[Records from a data collection]
◇ ◇ ◇ ◇ ◇
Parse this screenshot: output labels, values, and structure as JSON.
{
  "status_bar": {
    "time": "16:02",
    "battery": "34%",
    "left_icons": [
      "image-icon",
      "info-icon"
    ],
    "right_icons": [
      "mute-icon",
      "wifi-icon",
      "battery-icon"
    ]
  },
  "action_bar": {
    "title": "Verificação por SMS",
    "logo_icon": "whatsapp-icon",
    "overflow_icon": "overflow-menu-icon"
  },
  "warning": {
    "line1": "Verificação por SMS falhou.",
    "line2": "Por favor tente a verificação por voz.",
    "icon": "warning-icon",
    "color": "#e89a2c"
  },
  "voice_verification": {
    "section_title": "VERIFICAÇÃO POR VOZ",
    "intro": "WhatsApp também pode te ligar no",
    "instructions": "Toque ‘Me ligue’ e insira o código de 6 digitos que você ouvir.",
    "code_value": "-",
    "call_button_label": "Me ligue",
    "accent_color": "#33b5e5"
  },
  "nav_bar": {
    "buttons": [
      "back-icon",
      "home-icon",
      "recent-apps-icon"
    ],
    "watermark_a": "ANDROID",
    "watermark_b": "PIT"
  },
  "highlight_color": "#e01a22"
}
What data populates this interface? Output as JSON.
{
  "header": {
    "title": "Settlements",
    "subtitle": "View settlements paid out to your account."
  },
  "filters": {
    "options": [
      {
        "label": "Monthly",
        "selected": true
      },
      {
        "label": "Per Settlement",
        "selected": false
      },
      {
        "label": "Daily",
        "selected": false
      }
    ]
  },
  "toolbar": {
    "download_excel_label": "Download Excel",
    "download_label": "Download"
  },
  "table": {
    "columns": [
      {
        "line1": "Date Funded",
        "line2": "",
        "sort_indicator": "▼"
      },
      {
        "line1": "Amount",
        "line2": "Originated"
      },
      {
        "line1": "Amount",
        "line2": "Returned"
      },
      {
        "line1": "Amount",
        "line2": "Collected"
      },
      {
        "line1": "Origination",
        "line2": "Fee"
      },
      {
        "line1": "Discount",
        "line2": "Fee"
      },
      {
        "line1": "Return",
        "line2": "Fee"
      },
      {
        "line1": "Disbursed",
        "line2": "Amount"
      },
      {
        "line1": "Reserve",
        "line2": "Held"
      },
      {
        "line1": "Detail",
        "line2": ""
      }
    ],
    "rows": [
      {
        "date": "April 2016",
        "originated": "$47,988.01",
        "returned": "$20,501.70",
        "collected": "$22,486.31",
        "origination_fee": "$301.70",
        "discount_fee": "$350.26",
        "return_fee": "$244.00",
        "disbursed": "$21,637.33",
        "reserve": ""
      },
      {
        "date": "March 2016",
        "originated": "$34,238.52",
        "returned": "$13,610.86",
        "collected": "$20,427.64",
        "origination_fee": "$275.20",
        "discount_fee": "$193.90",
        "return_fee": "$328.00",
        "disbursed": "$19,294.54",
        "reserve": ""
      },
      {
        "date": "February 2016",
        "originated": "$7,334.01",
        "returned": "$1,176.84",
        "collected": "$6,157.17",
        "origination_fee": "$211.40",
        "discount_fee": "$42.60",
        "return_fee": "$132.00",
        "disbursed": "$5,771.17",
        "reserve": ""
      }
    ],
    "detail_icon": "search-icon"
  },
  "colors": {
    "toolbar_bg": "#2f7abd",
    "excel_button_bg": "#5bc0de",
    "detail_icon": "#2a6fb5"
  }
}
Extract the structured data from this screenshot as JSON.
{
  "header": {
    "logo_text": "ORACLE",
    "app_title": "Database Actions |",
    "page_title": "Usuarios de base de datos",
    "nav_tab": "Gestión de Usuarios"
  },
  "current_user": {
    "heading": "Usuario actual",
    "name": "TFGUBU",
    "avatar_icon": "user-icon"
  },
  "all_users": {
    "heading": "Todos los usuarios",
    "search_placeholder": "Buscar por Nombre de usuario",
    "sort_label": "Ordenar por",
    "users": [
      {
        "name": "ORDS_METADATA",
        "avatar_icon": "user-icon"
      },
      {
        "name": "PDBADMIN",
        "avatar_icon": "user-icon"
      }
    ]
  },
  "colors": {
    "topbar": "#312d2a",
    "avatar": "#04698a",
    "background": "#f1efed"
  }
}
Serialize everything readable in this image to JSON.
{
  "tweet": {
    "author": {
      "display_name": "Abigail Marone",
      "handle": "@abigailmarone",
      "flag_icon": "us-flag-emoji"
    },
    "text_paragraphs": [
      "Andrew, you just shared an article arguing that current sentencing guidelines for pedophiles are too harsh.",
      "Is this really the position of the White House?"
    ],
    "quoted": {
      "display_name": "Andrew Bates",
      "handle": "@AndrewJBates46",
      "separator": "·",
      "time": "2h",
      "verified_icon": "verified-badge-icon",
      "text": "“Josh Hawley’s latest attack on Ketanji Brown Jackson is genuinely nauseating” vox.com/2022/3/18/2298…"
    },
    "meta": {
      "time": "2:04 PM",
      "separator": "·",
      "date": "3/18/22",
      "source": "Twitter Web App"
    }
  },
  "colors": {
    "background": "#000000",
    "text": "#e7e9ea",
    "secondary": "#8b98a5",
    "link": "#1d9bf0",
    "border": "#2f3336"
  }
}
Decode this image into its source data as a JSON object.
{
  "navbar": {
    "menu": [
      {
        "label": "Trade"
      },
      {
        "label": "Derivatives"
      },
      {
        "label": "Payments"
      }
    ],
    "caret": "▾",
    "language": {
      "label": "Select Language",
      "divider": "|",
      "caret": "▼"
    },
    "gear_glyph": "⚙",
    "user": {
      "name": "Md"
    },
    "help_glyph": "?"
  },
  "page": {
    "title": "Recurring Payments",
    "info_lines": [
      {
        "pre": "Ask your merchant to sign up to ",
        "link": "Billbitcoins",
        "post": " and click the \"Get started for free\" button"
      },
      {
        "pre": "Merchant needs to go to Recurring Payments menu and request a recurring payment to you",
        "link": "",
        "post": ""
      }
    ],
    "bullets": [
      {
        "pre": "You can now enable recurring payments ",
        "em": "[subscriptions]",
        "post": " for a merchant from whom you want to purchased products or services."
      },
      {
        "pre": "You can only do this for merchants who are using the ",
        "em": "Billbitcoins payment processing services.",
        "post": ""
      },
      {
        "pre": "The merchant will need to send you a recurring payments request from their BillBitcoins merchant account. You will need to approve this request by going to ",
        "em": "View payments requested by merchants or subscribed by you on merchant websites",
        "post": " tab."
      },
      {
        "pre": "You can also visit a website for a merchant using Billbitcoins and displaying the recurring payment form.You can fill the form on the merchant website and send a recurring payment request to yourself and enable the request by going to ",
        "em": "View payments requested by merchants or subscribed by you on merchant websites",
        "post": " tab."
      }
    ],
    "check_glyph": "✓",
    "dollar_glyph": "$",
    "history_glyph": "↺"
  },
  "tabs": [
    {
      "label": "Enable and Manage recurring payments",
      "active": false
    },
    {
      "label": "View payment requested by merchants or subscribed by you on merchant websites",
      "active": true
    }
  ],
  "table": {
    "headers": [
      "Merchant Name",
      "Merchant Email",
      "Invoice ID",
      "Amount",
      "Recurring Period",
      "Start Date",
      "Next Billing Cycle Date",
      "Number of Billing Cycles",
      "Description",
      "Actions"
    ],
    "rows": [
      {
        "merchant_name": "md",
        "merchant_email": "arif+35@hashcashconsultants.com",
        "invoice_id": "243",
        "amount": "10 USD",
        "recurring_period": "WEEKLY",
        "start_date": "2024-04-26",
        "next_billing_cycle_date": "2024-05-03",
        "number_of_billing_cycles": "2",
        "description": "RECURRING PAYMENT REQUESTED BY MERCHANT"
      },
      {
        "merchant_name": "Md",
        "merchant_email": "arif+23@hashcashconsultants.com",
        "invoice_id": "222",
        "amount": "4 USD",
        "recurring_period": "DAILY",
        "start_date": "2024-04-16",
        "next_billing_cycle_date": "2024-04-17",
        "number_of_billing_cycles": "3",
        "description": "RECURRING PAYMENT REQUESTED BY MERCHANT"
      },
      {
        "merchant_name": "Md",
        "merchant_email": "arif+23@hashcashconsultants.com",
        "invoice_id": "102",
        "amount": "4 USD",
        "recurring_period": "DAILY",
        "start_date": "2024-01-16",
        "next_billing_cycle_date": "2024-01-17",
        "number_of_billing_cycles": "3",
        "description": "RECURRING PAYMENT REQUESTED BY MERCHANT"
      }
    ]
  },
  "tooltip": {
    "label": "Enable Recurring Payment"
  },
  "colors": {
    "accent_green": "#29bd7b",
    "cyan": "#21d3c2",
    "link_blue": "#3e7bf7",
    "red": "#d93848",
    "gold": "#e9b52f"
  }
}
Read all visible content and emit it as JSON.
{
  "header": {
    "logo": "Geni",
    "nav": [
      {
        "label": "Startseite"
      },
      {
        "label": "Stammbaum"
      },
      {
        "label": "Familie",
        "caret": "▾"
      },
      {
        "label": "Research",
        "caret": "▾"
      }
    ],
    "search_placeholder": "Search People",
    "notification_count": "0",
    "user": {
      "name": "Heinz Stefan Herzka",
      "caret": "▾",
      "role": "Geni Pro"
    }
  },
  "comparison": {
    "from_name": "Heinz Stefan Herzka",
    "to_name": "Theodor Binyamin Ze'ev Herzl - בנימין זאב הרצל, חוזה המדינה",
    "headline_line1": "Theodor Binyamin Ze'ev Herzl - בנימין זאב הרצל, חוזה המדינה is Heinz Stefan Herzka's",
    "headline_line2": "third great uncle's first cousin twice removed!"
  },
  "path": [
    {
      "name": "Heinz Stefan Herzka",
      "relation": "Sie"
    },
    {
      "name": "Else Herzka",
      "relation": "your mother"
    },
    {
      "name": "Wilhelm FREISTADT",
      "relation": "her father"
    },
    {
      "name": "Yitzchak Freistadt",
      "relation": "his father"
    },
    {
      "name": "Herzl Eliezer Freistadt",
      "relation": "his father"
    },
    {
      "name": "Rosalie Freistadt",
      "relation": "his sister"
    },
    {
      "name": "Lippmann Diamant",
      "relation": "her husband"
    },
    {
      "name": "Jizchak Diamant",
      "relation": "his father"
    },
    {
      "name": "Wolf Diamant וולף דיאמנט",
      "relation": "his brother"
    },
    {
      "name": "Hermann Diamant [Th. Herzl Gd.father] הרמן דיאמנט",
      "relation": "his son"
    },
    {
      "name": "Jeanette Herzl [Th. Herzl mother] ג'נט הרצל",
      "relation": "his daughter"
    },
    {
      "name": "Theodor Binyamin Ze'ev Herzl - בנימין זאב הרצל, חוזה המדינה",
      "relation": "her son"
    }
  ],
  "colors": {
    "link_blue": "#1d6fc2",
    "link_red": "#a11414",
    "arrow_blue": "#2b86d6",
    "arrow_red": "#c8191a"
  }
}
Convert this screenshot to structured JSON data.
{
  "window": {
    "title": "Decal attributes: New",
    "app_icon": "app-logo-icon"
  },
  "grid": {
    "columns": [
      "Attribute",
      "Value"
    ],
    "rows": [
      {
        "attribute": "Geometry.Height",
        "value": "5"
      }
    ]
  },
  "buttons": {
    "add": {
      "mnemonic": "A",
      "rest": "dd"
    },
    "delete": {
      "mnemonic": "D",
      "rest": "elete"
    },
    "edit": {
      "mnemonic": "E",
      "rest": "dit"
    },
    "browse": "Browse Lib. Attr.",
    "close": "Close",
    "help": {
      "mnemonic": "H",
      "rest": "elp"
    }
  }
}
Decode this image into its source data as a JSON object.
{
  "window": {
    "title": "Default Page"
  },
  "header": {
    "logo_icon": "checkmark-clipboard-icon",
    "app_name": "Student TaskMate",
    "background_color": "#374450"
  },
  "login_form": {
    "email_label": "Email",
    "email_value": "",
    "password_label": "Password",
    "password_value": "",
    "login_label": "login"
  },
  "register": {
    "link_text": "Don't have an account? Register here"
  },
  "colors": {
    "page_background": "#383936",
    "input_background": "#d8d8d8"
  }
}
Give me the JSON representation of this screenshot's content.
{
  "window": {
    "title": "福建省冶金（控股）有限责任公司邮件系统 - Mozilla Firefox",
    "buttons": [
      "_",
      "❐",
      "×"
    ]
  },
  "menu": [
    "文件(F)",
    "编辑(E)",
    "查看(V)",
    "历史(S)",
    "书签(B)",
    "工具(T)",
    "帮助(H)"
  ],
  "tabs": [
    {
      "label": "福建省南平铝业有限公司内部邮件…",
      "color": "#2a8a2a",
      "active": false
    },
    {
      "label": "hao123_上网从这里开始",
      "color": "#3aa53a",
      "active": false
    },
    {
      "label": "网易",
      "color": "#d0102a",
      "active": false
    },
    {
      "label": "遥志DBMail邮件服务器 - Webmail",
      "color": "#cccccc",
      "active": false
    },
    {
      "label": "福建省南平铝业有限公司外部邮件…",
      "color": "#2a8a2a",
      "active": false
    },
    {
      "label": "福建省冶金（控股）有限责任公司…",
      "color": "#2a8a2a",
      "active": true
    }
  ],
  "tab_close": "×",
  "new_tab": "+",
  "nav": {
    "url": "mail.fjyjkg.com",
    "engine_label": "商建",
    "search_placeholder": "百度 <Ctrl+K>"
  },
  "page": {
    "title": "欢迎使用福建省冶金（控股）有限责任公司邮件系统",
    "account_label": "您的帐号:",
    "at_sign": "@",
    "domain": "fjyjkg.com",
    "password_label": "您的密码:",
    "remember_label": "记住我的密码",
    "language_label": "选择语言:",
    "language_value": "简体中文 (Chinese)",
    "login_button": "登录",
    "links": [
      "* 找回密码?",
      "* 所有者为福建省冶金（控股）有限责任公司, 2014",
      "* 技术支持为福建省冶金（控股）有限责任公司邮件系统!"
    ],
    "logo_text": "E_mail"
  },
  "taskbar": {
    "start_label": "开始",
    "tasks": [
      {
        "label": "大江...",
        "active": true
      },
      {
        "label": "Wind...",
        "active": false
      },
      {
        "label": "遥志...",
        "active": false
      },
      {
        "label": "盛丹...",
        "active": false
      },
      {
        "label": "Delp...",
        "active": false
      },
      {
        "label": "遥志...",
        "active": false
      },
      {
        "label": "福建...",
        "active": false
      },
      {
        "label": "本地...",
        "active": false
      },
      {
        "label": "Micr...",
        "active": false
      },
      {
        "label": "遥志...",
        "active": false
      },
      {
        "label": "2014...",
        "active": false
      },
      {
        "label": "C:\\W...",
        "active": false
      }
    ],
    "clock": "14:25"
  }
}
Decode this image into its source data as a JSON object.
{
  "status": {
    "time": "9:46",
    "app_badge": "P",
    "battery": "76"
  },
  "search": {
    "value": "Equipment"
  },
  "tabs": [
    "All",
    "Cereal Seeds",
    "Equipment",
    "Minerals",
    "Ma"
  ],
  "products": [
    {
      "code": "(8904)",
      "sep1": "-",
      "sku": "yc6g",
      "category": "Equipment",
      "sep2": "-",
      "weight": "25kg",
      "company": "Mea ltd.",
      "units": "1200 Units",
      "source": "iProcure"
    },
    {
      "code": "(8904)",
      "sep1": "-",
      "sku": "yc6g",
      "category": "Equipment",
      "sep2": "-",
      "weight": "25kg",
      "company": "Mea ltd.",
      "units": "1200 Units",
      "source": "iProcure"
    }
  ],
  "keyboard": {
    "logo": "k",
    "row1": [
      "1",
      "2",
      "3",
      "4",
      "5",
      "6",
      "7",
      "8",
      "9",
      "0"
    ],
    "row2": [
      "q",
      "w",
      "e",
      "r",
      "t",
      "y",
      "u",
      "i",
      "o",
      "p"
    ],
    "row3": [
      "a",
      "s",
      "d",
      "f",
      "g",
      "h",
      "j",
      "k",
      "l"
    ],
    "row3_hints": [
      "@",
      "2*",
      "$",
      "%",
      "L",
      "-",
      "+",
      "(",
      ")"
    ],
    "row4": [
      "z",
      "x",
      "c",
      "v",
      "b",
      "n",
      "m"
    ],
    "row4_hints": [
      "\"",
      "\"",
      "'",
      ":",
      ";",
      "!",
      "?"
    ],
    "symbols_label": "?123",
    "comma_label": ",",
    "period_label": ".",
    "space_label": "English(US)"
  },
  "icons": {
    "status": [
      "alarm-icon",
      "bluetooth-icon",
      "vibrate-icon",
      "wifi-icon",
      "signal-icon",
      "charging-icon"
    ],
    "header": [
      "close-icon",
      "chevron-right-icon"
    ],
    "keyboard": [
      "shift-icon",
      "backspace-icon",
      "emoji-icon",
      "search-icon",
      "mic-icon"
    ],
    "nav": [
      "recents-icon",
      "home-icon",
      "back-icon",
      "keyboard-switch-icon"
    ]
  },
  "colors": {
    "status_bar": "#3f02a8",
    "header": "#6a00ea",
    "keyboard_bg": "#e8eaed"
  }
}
◇ ◇ ◇ ◇ ◇
**Problem**
Pick out every line above that holds the word "structured" and copy it.

**Solution to this task**
Extract the structured data from this screenshot as JSON.
Convert this screenshot to structured JSON data.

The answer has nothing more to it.